───── DATASET EXCERPTS

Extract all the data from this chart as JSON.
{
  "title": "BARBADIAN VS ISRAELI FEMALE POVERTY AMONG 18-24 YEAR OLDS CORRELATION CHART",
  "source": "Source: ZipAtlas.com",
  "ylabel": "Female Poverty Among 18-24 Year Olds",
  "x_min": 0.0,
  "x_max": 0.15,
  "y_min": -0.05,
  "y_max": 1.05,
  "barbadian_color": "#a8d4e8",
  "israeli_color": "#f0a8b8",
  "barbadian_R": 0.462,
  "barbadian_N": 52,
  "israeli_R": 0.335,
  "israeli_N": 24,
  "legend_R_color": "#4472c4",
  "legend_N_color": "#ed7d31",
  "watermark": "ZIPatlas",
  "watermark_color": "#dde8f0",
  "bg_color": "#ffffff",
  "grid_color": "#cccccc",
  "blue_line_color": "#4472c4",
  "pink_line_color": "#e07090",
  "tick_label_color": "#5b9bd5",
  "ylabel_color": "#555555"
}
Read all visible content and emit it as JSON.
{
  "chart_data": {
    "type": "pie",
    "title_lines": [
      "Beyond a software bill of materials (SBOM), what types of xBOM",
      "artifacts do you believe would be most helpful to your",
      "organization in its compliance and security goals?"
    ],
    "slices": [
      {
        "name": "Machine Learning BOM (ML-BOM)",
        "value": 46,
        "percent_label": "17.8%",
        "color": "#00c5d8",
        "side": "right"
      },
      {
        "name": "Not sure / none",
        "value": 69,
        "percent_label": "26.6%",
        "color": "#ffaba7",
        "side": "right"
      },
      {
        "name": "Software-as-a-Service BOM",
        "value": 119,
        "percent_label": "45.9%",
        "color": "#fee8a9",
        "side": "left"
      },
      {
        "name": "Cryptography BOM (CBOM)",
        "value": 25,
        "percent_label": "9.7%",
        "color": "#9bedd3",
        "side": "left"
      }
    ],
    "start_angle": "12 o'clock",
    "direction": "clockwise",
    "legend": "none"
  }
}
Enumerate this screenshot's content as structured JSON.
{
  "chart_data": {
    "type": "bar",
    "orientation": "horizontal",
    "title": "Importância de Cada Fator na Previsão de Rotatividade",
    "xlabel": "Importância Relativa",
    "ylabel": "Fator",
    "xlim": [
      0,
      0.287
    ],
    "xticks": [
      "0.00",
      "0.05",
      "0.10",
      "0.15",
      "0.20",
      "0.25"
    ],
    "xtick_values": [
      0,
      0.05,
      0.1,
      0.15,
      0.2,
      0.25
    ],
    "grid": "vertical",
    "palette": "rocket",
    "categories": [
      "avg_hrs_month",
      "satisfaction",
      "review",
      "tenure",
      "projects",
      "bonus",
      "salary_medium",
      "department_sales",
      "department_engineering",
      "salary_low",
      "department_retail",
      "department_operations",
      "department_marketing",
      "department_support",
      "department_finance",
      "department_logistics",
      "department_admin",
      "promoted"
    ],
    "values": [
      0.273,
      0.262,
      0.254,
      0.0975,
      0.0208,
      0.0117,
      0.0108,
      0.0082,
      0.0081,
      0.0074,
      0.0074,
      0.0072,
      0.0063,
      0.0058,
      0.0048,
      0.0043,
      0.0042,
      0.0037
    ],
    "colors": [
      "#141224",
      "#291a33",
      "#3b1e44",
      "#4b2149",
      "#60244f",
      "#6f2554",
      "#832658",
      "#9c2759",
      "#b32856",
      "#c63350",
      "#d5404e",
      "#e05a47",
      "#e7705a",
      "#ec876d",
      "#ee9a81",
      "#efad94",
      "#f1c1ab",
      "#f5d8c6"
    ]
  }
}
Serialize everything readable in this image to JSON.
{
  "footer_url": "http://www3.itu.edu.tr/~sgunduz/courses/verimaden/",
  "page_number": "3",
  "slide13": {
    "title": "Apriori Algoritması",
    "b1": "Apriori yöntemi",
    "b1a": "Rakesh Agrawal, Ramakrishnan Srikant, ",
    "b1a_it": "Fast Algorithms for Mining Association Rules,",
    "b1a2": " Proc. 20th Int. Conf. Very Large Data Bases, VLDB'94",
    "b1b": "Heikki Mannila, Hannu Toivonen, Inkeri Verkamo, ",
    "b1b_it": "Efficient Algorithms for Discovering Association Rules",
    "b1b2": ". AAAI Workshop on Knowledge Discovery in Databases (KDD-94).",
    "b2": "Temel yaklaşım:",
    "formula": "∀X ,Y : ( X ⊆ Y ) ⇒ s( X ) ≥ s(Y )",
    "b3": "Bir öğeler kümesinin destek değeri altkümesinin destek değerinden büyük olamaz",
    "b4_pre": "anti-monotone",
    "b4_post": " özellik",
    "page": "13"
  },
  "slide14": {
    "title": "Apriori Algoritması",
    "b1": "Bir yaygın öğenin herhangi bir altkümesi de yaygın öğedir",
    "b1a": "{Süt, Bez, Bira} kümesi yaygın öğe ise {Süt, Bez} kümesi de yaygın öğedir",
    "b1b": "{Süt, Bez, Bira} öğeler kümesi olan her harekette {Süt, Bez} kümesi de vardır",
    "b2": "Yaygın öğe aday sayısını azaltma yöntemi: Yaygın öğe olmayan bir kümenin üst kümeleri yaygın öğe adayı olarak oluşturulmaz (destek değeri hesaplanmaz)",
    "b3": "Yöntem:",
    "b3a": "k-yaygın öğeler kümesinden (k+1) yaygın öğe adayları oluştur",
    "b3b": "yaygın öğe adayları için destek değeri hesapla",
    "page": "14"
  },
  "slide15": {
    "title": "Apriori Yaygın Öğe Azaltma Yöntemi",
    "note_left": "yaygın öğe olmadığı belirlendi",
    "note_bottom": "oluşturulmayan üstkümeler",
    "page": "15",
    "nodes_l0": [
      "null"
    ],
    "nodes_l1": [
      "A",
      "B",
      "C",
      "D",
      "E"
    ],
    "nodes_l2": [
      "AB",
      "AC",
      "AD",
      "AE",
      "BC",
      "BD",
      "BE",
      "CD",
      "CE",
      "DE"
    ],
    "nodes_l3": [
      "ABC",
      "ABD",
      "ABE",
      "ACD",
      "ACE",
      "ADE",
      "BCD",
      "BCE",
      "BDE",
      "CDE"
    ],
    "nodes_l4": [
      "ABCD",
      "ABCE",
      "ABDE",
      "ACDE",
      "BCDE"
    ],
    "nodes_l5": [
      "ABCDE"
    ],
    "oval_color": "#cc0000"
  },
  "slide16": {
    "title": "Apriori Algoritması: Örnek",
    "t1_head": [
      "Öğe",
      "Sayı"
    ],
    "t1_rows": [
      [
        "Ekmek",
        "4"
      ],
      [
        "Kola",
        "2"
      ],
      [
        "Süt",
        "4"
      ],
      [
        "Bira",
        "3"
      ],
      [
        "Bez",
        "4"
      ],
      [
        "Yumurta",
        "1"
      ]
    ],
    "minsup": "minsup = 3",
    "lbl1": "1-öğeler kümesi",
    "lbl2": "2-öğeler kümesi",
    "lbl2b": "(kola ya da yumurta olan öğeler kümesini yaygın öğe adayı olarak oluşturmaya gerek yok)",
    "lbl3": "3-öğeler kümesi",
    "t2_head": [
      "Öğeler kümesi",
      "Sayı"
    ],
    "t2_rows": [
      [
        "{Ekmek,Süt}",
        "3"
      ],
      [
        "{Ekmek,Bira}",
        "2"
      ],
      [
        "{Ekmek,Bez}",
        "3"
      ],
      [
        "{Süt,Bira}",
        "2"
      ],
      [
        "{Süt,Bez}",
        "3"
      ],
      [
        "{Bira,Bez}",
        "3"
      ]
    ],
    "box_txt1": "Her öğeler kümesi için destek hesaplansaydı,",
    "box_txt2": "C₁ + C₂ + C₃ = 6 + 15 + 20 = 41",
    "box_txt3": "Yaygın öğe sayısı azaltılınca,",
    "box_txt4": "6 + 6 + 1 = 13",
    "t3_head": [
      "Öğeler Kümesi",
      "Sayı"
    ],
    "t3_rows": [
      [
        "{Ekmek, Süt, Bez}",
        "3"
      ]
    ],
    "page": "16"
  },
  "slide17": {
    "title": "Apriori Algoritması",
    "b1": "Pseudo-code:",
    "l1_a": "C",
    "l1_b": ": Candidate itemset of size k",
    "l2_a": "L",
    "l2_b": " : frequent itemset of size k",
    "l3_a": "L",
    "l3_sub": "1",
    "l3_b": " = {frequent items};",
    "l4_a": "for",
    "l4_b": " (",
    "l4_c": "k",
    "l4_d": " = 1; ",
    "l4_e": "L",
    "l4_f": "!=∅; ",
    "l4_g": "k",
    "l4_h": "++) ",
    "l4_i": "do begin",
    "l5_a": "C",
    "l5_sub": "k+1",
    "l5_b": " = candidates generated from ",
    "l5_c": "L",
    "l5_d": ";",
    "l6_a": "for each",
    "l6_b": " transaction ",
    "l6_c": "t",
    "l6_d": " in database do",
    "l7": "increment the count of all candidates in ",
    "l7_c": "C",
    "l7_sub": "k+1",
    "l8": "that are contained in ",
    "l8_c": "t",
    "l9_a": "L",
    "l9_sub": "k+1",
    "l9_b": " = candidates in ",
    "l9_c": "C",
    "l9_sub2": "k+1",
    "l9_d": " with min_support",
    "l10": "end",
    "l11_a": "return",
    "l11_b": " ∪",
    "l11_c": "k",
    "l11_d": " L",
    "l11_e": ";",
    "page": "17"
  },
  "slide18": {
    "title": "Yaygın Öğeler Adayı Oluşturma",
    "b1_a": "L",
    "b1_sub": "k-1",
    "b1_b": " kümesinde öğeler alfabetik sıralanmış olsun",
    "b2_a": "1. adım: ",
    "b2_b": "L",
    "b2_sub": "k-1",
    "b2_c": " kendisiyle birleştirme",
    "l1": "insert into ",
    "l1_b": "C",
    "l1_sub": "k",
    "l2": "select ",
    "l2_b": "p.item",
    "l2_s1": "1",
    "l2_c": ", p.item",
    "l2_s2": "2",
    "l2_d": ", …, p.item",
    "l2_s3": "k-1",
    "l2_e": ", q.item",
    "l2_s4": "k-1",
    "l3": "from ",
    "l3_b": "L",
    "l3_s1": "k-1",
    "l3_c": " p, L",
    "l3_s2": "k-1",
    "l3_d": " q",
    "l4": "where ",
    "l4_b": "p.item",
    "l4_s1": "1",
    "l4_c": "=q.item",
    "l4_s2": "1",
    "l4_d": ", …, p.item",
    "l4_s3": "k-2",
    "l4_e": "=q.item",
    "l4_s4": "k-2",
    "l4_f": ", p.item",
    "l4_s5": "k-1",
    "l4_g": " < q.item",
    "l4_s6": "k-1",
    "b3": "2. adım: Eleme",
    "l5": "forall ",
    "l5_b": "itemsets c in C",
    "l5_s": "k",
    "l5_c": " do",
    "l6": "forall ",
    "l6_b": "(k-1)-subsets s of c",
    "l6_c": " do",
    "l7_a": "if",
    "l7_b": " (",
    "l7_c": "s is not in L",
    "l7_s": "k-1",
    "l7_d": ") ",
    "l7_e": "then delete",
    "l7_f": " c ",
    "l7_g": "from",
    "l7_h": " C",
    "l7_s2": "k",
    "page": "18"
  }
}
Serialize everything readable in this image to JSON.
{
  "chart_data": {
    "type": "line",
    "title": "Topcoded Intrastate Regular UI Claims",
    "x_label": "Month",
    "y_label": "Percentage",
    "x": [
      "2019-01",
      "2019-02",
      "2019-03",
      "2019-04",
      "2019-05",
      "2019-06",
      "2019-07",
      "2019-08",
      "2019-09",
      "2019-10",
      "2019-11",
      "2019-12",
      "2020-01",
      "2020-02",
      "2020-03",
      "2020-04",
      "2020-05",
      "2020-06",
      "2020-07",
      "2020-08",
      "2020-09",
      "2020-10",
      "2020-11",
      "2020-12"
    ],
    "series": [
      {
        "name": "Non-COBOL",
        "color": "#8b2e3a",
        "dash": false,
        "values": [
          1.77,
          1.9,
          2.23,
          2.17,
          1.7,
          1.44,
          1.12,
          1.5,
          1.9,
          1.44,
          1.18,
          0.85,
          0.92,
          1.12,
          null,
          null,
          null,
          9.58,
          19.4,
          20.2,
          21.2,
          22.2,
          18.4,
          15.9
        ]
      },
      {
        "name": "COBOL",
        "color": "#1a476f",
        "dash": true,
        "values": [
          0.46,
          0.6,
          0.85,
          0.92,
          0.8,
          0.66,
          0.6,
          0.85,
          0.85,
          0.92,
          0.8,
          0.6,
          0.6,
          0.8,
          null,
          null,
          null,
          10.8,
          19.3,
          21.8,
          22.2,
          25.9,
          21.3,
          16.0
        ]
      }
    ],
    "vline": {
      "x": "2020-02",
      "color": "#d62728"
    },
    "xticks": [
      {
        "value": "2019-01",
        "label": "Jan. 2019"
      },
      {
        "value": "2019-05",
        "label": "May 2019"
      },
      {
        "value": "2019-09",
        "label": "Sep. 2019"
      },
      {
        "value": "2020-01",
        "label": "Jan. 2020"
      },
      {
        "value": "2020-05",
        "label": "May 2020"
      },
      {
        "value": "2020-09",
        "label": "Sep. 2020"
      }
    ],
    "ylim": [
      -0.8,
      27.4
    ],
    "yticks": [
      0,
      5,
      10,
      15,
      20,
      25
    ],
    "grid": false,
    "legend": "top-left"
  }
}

──────────

-- THE REQUEST --
Working from the listing above, pick out every line that has "Rules" and copy it.

-- RESULT BELOW --
    "b1a_it": "Fast Algorithms for Mining Association Rules,",
    "b1b_it": "Efficient Algorithms for Discovering Association Rules",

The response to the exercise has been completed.